* _The problem_:
Extract the text of every entry below exactly; leave images out.

[Items from a data source]
* Start *

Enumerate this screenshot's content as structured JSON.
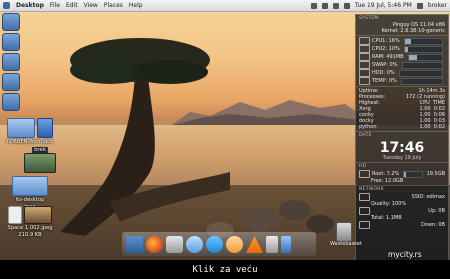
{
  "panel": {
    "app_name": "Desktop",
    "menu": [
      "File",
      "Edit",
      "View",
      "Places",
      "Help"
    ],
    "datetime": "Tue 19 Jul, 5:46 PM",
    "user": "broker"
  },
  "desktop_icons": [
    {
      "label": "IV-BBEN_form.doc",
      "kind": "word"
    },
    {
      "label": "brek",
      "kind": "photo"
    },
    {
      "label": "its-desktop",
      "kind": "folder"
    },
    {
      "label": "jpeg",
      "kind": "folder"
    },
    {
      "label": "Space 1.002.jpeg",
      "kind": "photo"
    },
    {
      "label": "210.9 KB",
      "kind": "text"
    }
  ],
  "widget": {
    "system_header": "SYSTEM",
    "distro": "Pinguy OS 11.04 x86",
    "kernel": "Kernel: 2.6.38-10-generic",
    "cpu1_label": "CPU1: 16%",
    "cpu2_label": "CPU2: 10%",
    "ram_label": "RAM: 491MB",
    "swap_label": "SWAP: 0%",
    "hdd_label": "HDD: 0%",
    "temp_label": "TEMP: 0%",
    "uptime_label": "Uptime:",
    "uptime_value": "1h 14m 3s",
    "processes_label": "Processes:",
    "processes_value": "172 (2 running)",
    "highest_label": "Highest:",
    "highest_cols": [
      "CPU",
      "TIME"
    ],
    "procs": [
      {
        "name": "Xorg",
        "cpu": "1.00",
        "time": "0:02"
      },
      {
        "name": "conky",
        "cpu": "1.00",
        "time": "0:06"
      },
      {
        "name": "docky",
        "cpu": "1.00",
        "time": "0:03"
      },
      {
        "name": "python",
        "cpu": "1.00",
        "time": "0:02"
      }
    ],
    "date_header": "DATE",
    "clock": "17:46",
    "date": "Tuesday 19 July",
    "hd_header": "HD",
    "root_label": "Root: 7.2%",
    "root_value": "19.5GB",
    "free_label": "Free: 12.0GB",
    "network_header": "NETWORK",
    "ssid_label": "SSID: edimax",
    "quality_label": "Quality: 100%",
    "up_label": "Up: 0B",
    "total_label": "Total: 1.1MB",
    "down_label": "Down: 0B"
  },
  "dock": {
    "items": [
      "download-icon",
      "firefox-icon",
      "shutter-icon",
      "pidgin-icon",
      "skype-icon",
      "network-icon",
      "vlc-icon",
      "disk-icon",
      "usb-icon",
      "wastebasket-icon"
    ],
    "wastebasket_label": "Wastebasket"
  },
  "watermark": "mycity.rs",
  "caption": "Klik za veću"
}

* End *

* _Response to the exercise_:
Enumerate this screenshot's content as structured JSON.
{
  "panel": {
    "app_name": "Desktop",
    "menu": [
      "File",
      "Edit",
      "View",
      "Places",
      "Help"
    ],
    "datetime": "Tue 19 Jul, 5:46 PM",
    "user": "broker"
  },
  "desktop_icons": [
    {
      "label": "IV-BBEN_form.doc",
      "kind": "word"
    },
    {
      "label": "brek",
      "kind": "photo"
    },
    {
      "label": "its-desktop",
      "kind": "folder"
    },
    {
      "label": "jpeg",
      "kind": "folder"
    },
    {
      "label": "Space 1.002.jpeg",
      "kind": "photo"
    },
    {
      "label": "210.9 KB",
      "kind": "text"
    }
  ],
  "widget": {
    "system_header": "SYSTEM",
    "distro": "Pinguy OS 11.04 x86",
    "kernel": "Kernel: 2.6.38-10-generic",
    "cpu1_label": "CPU1: 16%",
    "cpu2_label": "CPU2: 10%",
    "ram_label": "RAM: 491MB",
    "swap_label": "SWAP: 0%",
    "hdd_label": "HDD: 0%",
    "temp_label": "TEMP: 0%",
    "uptime_label": "Uptime:",
    "uptime_value": "1h 14m 3s",
    "processes_label": "Processes:",
    "processes_value": "172 (2 running)",
    "highest_label": "Highest:",
    "highest_cols": [
      "CPU",
      "TIME"
    ],
    "procs": [
      {
        "name": "Xorg",
        "cpu": "1.00",
        "time": "0:02"
      },
      {
        "name": "conky",
        "cpu": "1.00",
        "time": "0:06"
      },
      {
        "name": "docky",
        "cpu": "1.00",
        "time": "0:03"
      },
      {
        "name": "python",
        "cpu": "1.00",
        "time": "0:02"
      }
    ],
    "date_header": "DATE",
    "clock": "17:46",
    "date": "Tuesday 19 July",
    "hd_header": "HD",
    "root_label": "Root: 7.2%",
    "root_value": "19.5GB",
    "free_label": "Free: 12.0GB",
    "network_header": "NETWORK",
    "ssid_label": "SSID: edimax",
    "quality_label": "Quality: 100%",
    "up_label": "Up: 0B",
    "total_label": "Total: 1.1MB",
    "down_label": "Down: 0B"
  },
  "dock": {
    "items": [
      "download-icon",
      "firefox-icon",
      "shutter-icon",
      "pidgin-icon",
      "skype-icon",
      "network-icon",
      "vlc-icon",
      "disk-icon",
      "usb-icon",
      "wastebasket-icon"
    ],
    "wastebasket_label": "Wastebasket"
  },
  "watermark": "mycity.rs",
  "caption": "Klik za veću"
}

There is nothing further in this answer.